## WHAT THE TASK REQUIRES
Keep only the lines of the data below that contain "text", and copy them.

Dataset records

****

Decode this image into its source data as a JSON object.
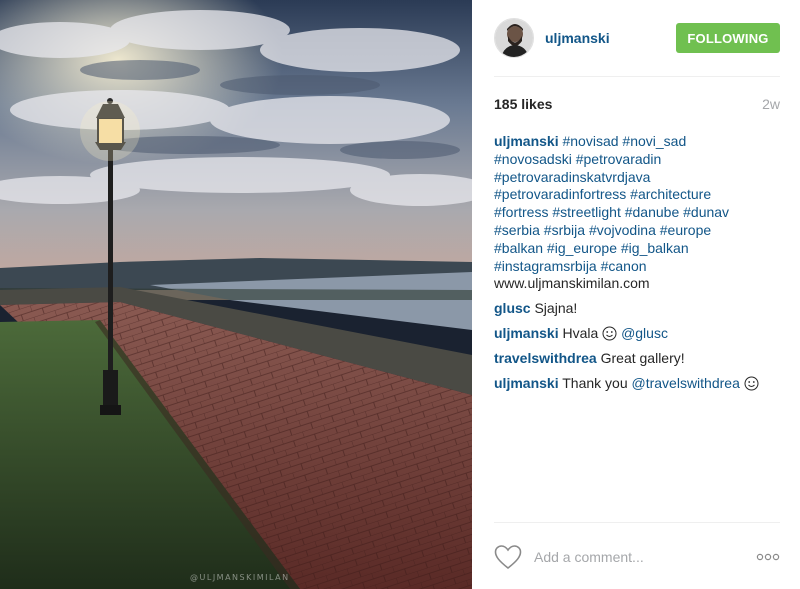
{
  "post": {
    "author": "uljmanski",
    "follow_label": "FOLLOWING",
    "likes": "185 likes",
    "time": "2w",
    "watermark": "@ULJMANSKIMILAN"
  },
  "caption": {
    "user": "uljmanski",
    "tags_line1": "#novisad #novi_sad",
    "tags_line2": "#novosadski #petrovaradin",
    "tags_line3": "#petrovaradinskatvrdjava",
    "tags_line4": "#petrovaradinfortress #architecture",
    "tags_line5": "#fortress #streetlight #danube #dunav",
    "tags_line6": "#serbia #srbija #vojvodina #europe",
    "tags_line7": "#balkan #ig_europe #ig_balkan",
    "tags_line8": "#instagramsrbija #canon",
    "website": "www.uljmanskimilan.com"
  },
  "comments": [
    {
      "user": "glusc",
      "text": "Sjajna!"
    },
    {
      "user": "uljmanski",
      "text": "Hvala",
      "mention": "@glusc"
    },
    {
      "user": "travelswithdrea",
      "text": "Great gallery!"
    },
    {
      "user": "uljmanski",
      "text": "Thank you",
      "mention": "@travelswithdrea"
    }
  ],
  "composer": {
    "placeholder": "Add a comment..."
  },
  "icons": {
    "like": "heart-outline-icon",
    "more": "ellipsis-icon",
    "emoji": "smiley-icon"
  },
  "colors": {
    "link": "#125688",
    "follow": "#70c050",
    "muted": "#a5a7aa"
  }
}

****

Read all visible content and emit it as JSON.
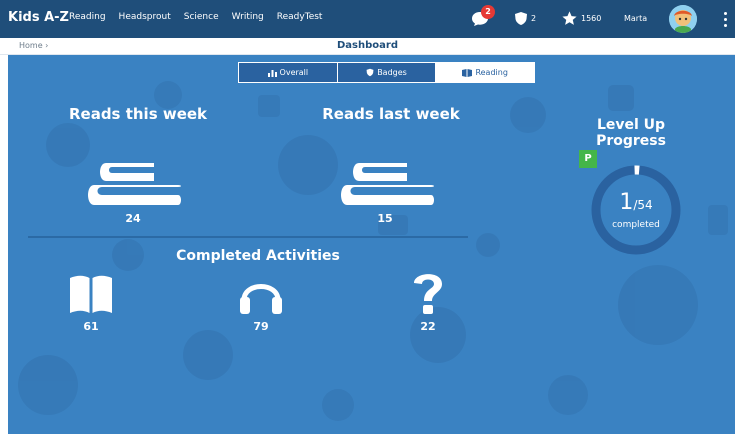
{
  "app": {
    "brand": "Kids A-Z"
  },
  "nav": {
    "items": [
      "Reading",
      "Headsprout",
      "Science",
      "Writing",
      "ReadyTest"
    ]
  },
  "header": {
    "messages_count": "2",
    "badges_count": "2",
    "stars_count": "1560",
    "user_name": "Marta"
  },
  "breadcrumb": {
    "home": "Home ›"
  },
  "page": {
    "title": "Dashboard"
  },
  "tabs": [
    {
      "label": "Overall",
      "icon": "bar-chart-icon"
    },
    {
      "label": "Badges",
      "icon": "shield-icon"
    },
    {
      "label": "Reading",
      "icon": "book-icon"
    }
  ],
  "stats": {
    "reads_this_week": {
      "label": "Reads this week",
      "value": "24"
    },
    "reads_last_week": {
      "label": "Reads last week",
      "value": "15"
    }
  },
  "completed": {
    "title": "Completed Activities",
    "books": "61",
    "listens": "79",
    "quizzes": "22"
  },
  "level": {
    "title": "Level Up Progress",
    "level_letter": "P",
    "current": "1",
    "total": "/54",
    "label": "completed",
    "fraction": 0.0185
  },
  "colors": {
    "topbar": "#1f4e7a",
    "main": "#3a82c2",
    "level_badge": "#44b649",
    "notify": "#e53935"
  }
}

****

## THE ANSWER
      "text": "Sjajna!"
      "text": "Hvala",
      "text": "Great gallery!"
      "text": "Thank you",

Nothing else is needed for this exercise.